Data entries
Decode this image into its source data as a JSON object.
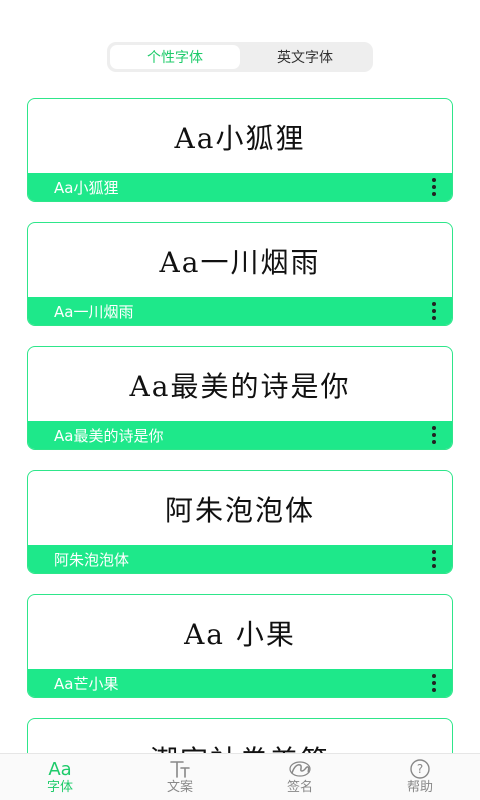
{
  "tabs": {
    "personal": "个性字体",
    "english": "英文字体"
  },
  "fonts": [
    {
      "preview": "Aa小狐狸",
      "name": "Aa小狐狸"
    },
    {
      "preview": "Aa一川烟雨",
      "name": "Aa一川烟雨"
    },
    {
      "preview": "Aa最美的诗是你",
      "name": "Aa最美的诗是你"
    },
    {
      "preview": "阿朱泡泡体",
      "name": "阿朱泡泡体"
    },
    {
      "preview": "Aa 小果",
      "name": "Aa芒小果"
    },
    {
      "preview": "潮字社卷美简"
    }
  ],
  "nav": {
    "font": {
      "icon": "Aa",
      "label": "字体"
    },
    "text": {
      "label": "文案"
    },
    "sign": {
      "label": "签名"
    },
    "help": {
      "icon": "?",
      "label": "帮助"
    }
  },
  "colors": {
    "accent": "#1ee88a",
    "active_text": "#1ecb6a"
  }
}
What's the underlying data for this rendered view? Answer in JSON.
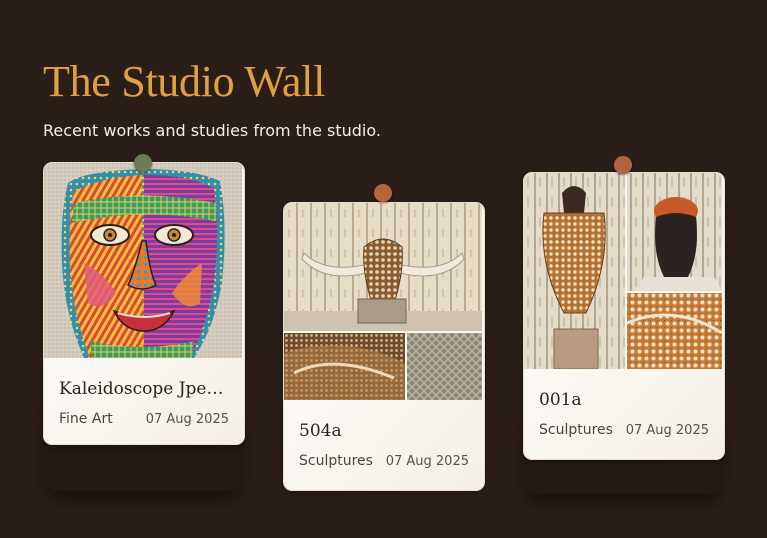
{
  "header": {
    "title": "The Studio Wall",
    "subtitle": "Recent works and studies from the studio."
  },
  "colors": {
    "background": "#2b1e19",
    "title": "#e0a040",
    "subtitle": "#f6efe6",
    "card": "#faf7f2"
  },
  "cards": [
    {
      "title": "Kaleidoscope Jpe…",
      "category": "Fine Art",
      "date": "07 Aug 2025",
      "pin_color": "#6f7a5b",
      "image": "colorful-face-painting"
    },
    {
      "title": "504a",
      "category": "Sculptures",
      "date": "07 Aug 2025",
      "pin_color": "#b7643f",
      "image": "beaded-bull-skull-collage"
    },
    {
      "title": "001a",
      "category": "Sculptures",
      "date": "07 Aug 2025",
      "pin_color": "#b4613f",
      "image": "beaded-figure-sculpture-collage"
    }
  ]
}
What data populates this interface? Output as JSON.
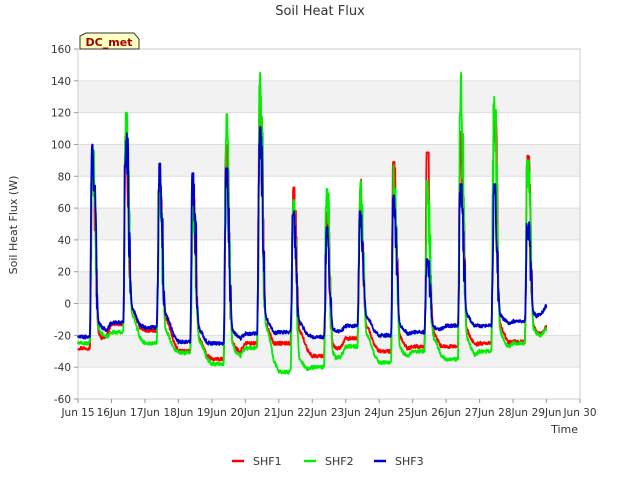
{
  "chart_data": {
    "type": "line",
    "title": "Soil Heat Flux",
    "xlabel": "Time",
    "ylabel": "Soil Heat Flux (W)",
    "badge": "DC_met",
    "ylim": [
      -60,
      160
    ],
    "yticks": [
      -60,
      -40,
      -20,
      0,
      20,
      40,
      60,
      80,
      100,
      120,
      140,
      160
    ],
    "xlim": [
      15,
      30
    ],
    "xticks": [
      {
        "x": 15,
        "label": "Jun 15"
      },
      {
        "x": 16,
        "label": "16Jun"
      },
      {
        "x": 17,
        "label": "17Jun"
      },
      {
        "x": 18,
        "label": "18Jun"
      },
      {
        "x": 19,
        "label": "19Jun"
      },
      {
        "x": 20,
        "label": "20Jun"
      },
      {
        "x": 21,
        "label": "21Jun"
      },
      {
        "x": 22,
        "label": "22Jun"
      },
      {
        "x": 23,
        "label": "23Jun"
      },
      {
        "x": 24,
        "label": "24Jun"
      },
      {
        "x": 25,
        "label": "25Jun"
      },
      {
        "x": 26,
        "label": "26Jun"
      },
      {
        "x": 27,
        "label": "27Jun"
      },
      {
        "x": 28,
        "label": "28Jun"
      },
      {
        "x": 29,
        "label": "29Jun"
      },
      {
        "x": 30,
        "label": "Jun 30"
      }
    ],
    "grid": true,
    "legend_position": "bottom",
    "day_shape_note_removed": true,
    "series": [
      {
        "name": "SHF1",
        "color": "#ff0000",
        "days": [
          15,
          16,
          17,
          18,
          19,
          20,
          21,
          22,
          23,
          24,
          25,
          26,
          27,
          28
        ],
        "peaks": [
          95,
          100,
          75,
          68,
          100,
          125,
          73,
          57,
          78,
          89,
          95,
          108,
          125,
          93
        ],
        "troughs": [
          -28,
          -13,
          -17,
          -30,
          -35,
          -25,
          -25,
          -33,
          -22,
          -30,
          -27,
          -27,
          -25,
          -24
        ]
      },
      {
        "name": "SHF2",
        "color": "#00ee00",
        "days": [
          15,
          16,
          17,
          18,
          19,
          20,
          21,
          22,
          23,
          24,
          25,
          26,
          27,
          28
        ],
        "peaks": [
          97,
          120,
          80,
          68,
          119,
          145,
          65,
          72,
          77,
          87,
          77,
          145,
          130,
          90
        ],
        "troughs": [
          -25,
          -18,
          -25,
          -31,
          -38,
          -28,
          -43,
          -40,
          -27,
          -37,
          -30,
          -35,
          -30,
          -25
        ]
      },
      {
        "name": "SHF3",
        "color": "#0000cc",
        "days": [
          15,
          16,
          17,
          18,
          19,
          20,
          21,
          22,
          23,
          24,
          25,
          26,
          27,
          28
        ],
        "peaks": [
          100,
          107,
          88,
          82,
          85,
          111,
          58,
          48,
          58,
          68,
          28,
          75,
          75,
          52
        ],
        "troughs": [
          -21,
          -12,
          -15,
          -24,
          -25,
          -19,
          -18,
          -21,
          -14,
          -20,
          -18,
          -14,
          -14,
          -11
        ]
      }
    ]
  }
}
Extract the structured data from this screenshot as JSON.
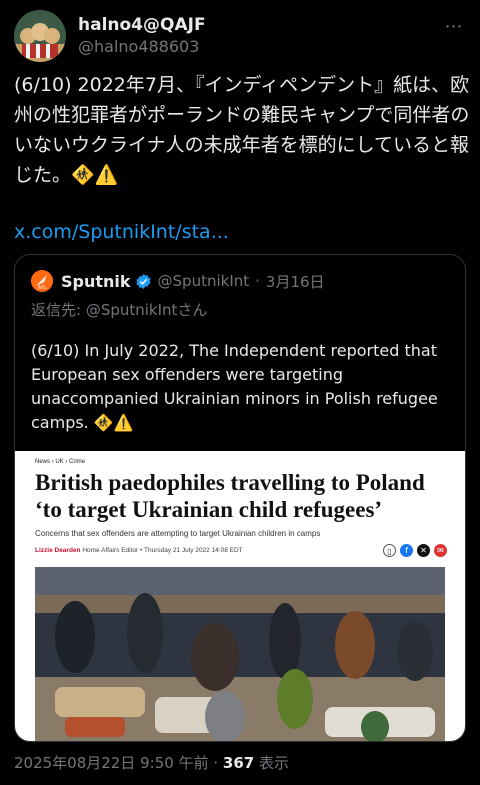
{
  "author": {
    "display_name": "halno4@QAJF",
    "handle": "@halno488603",
    "avatar_icon": "avatar-image"
  },
  "tweet": {
    "text": "(6/10) 2022年7月、『インディペンデント』紙は、欧州の性犯罪者がポーランドの難民キャンプで同伴者のいないウクライナ人の未成年者を標的にしていると報じた。🚸⚠️",
    "link": "x.com/SputnikInt/sta..."
  },
  "quoted": {
    "name": "Sputnik",
    "handle": "@SputnikInt",
    "date": "3月16日",
    "separator": "·",
    "reply_to": "返信先: @SputnikIntさん",
    "text": "(6/10) In July 2022, The Independent reported that European sex offenders were targeting unaccompanied Ukrainian minors in Polish refugee camps. 🚸⚠️",
    "article": {
      "breadcrumbs": "News › UK › Crime",
      "headline": "British paedophiles travelling to Poland ‘to target Ukrainian child refugees’",
      "standfirst": "Concerns that sex offenders are attempting to target Ukrainian children in camps",
      "author": "Lizzie Dearden",
      "role": "Home Affairs Editor",
      "date": "Thursday 21 July 2022 14:08 EDT",
      "share_icons": [
        "bookmark-icon",
        "facebook-icon",
        "x-icon",
        "email-icon"
      ]
    }
  },
  "footer": {
    "timestamp": "2025年08月22日 9:50 午前",
    "separator": "·",
    "views_count": "367",
    "views_label": "表示"
  },
  "colors": {
    "background": "#000000",
    "link": "#1d9bf0",
    "muted": "#71767b",
    "verified": "#1d9bf0",
    "sputnik_orange": "#ff6a13"
  }
}
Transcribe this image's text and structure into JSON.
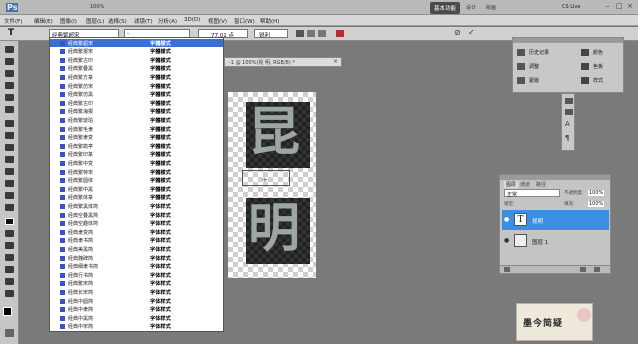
{
  "app": {
    "logo": "Ps",
    "zoom": "100%",
    "workspace": "基本功能",
    "workspace_design": "设计",
    "workspace_draw": "绘画",
    "cslive": "CS Live"
  },
  "menu": [
    "文件(F)",
    "编辑(E)",
    "图像(I)",
    "图层(L)",
    "选择(S)",
    "滤镜(T)",
    "分析(A)",
    "3D(D)",
    "视图(V)",
    "窗口(W)",
    "帮助(H)"
  ],
  "options": {
    "tool": "T",
    "font_family": "经典繁超宋",
    "font_style": "-",
    "font_size": "77.01 点",
    "anti_alias": "锐利"
  },
  "document": {
    "tab": "-1 @ 100%(昆 明, RGB/8) *",
    "glyph1": "昆",
    "glyph2": "明"
  },
  "font_list": [
    {
      "name": "经典繁超宋",
      "preview": "字體樣式"
    },
    {
      "name": "经典繁报宋",
      "preview": "字體樣式"
    },
    {
      "name": "经典繁古印",
      "preview": "字體樣式"
    },
    {
      "name": "经典繁叠黑",
      "preview": "字體樣式"
    },
    {
      "name": "经典繁方篆",
      "preview": "字體樣式"
    },
    {
      "name": "经典繁仿宋",
      "preview": "字體樣式"
    },
    {
      "name": "经典繁仿黑",
      "preview": "字體樣式"
    },
    {
      "name": "经典繁古印",
      "preview": "字體樣式"
    },
    {
      "name": "经典繁海报",
      "preview": "字體樣式"
    },
    {
      "name": "经典繁琥珀",
      "preview": "字體樣式"
    },
    {
      "name": "经典繁毛隶",
      "preview": "字體樣式"
    },
    {
      "name": "经典繁隶变",
      "preview": "字體樣式"
    },
    {
      "name": "经典繁勘亭",
      "preview": "字體樣式"
    },
    {
      "name": "经典繁印篆",
      "preview": "字體樣式"
    },
    {
      "name": "经典繁中变",
      "preview": "字體樣式"
    },
    {
      "name": "经典繁特宋",
      "preview": "字體樣式"
    },
    {
      "name": "经典繁圆体",
      "preview": "字體樣式"
    },
    {
      "name": "经典繁中黑",
      "preview": "字體樣式"
    },
    {
      "name": "经典繁体篆",
      "preview": "字體樣式"
    },
    {
      "name": "经典繁黑体简",
      "preview": "字体样式"
    },
    {
      "name": "经典空叠黑简",
      "preview": "字体样式"
    },
    {
      "name": "经典空趣体简",
      "preview": "字体样式"
    },
    {
      "name": "经典隶变简",
      "preview": "字体样式"
    },
    {
      "name": "经典隶书简",
      "preview": "字体样式"
    },
    {
      "name": "经典美黑简",
      "preview": "字体样式"
    },
    {
      "name": "经典魏碑简",
      "preview": "字体样式"
    },
    {
      "name": "经典细隶书简",
      "preview": "字体样式"
    },
    {
      "name": "经典行书简",
      "preview": "字体样式"
    },
    {
      "name": "经典繁宋简",
      "preview": "字体样式"
    },
    {
      "name": "经典长宋简",
      "preview": "字体样式"
    },
    {
      "name": "经典中圆简",
      "preview": "字体样式"
    },
    {
      "name": "经典中隶简",
      "preview": "字体样式"
    },
    {
      "name": "经典中黑简",
      "preview": "字体样式"
    },
    {
      "name": "经典中宋简",
      "preview": "字体样式"
    }
  ],
  "panel": {
    "history": "历史记录",
    "adjust": "调整",
    "mask": "蒙版",
    "color": "颜色",
    "swatch": "色板",
    "style": "样式"
  },
  "layers": {
    "tab_layers": "图层",
    "tab_channels": "通道",
    "tab_paths": "路径",
    "blend": "正常",
    "opacity_label": "不透明度:",
    "opacity": "100%",
    "lock": "锁定:",
    "fill_label": "填充:",
    "fill": "100%",
    "items": [
      {
        "name": "昆明",
        "type": "T"
      },
      {
        "name": "图层 1",
        "type": "img"
      }
    ]
  },
  "ad": {
    "text": "墨今简疑"
  }
}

Exercise description ▸ Looking at the entries above, how many lines contain the word "Flux"? Answer with the number alone.

Solved problem ▸ 2